> **EXERCISE AIM**
Note how many lines in the entries contain the string "title", then give that number and nothing else.

> **A block of data**
(begin)

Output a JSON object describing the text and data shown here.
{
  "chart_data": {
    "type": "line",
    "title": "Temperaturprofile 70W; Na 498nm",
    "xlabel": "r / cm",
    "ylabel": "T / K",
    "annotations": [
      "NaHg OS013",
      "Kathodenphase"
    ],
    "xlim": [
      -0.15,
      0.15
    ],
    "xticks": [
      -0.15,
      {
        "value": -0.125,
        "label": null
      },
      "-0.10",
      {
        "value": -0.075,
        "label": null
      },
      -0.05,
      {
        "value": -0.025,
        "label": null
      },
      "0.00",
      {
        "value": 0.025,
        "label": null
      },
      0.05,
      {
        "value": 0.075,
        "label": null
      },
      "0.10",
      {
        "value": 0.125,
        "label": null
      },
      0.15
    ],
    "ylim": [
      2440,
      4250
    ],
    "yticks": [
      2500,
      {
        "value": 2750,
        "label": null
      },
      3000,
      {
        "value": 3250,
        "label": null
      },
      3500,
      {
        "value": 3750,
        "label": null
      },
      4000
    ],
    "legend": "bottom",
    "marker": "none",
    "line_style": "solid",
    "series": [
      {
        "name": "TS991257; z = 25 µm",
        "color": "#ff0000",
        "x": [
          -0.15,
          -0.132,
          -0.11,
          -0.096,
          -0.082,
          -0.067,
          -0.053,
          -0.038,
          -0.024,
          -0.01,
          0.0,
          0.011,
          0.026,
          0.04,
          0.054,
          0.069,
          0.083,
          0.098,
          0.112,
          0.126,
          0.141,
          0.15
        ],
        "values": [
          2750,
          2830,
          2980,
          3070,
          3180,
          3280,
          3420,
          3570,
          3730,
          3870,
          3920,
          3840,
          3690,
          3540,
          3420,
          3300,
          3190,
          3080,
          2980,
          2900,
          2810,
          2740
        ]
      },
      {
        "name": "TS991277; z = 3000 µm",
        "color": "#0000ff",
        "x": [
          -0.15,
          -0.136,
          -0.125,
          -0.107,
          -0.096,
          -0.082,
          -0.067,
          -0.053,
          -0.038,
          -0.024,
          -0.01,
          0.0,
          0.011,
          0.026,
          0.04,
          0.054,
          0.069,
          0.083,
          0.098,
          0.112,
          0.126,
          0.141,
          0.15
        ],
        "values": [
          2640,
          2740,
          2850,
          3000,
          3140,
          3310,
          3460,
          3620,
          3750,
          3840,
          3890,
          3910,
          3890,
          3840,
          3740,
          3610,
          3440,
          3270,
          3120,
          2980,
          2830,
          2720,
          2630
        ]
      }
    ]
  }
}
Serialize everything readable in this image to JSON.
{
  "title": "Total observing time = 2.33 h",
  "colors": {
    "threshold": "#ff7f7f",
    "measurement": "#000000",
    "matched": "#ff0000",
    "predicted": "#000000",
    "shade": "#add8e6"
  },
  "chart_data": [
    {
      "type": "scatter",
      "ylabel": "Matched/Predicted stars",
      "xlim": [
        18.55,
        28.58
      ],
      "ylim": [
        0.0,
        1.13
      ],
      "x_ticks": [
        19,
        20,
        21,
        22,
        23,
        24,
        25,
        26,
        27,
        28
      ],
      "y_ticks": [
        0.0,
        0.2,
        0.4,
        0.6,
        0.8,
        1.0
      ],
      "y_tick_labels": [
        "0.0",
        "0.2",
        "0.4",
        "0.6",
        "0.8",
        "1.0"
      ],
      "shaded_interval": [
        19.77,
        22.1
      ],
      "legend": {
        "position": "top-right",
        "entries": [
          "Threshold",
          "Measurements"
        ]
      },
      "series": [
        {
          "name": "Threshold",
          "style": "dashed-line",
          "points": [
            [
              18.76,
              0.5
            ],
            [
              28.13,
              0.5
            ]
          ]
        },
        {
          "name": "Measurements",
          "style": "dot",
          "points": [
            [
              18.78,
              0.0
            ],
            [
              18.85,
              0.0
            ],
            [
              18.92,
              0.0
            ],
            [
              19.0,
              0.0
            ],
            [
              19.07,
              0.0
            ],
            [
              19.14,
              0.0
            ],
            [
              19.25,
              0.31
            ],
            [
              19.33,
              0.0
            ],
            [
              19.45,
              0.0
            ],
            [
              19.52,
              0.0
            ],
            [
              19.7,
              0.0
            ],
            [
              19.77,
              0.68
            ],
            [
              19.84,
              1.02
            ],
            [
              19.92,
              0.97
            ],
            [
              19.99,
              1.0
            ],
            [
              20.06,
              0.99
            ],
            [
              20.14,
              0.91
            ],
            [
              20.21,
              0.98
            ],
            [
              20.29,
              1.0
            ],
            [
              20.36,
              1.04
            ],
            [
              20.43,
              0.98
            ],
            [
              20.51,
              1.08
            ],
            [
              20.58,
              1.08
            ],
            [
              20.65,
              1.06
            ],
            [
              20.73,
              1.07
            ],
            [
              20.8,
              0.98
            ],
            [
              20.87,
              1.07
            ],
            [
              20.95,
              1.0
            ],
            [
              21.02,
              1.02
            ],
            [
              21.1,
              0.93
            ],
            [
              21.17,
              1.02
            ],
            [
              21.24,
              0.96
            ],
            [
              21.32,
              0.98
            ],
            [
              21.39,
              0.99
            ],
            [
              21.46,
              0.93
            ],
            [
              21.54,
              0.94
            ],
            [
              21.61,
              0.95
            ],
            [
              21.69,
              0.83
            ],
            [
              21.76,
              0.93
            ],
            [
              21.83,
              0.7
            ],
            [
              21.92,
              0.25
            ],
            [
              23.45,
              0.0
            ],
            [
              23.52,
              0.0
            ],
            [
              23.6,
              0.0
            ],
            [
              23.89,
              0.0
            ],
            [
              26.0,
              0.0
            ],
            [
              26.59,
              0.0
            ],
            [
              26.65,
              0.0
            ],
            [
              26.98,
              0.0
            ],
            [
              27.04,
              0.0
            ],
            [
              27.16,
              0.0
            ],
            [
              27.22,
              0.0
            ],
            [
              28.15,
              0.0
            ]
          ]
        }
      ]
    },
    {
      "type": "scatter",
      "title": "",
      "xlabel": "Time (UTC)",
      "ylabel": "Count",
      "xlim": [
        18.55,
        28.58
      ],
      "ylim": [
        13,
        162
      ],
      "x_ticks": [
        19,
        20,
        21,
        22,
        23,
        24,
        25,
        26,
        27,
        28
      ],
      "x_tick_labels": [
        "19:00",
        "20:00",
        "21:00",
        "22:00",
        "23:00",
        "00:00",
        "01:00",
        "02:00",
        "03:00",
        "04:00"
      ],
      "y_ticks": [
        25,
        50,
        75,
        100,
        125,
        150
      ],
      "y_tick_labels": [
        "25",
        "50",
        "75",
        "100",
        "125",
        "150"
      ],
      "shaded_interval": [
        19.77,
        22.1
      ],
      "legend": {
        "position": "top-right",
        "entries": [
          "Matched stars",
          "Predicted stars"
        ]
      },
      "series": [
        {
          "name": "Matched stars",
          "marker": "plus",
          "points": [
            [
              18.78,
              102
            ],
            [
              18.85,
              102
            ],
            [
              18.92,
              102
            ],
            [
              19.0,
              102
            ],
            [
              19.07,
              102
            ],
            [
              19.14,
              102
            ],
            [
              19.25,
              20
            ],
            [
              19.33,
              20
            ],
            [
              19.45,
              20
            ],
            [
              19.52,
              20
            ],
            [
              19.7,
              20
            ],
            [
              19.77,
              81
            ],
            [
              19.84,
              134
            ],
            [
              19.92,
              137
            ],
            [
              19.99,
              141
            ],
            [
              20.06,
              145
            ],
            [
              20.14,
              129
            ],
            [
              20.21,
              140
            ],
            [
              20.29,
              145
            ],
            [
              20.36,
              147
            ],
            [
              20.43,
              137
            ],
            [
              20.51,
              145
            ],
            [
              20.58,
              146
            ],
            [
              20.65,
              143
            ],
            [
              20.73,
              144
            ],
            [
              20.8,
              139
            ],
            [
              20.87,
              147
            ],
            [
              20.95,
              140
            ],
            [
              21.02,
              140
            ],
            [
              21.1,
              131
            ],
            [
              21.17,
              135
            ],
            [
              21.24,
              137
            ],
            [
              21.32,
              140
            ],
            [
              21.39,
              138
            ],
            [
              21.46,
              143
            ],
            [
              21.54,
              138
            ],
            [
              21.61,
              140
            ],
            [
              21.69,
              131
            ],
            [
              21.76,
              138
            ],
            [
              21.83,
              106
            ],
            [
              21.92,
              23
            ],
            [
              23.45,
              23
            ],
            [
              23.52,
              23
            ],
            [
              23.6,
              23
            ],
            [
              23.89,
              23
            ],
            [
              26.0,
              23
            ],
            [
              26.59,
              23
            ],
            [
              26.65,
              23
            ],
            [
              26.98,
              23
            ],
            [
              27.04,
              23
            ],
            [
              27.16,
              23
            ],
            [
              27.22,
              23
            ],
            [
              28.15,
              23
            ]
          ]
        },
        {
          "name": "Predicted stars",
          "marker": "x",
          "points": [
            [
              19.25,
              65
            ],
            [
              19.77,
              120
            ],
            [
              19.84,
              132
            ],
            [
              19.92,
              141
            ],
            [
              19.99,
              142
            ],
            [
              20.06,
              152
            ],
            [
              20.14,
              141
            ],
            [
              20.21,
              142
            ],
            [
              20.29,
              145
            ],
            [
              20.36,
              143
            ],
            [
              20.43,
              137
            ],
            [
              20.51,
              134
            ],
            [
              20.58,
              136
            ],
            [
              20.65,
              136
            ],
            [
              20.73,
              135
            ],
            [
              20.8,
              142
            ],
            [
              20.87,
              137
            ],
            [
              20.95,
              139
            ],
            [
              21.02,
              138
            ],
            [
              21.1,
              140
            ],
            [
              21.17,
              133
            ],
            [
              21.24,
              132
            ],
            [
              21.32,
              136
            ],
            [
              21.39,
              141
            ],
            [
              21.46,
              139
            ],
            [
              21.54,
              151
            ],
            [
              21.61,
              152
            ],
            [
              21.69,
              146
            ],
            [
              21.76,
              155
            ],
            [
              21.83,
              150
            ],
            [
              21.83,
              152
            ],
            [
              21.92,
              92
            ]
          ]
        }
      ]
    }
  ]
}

(end)

> **WRITTEN ANSWER**
3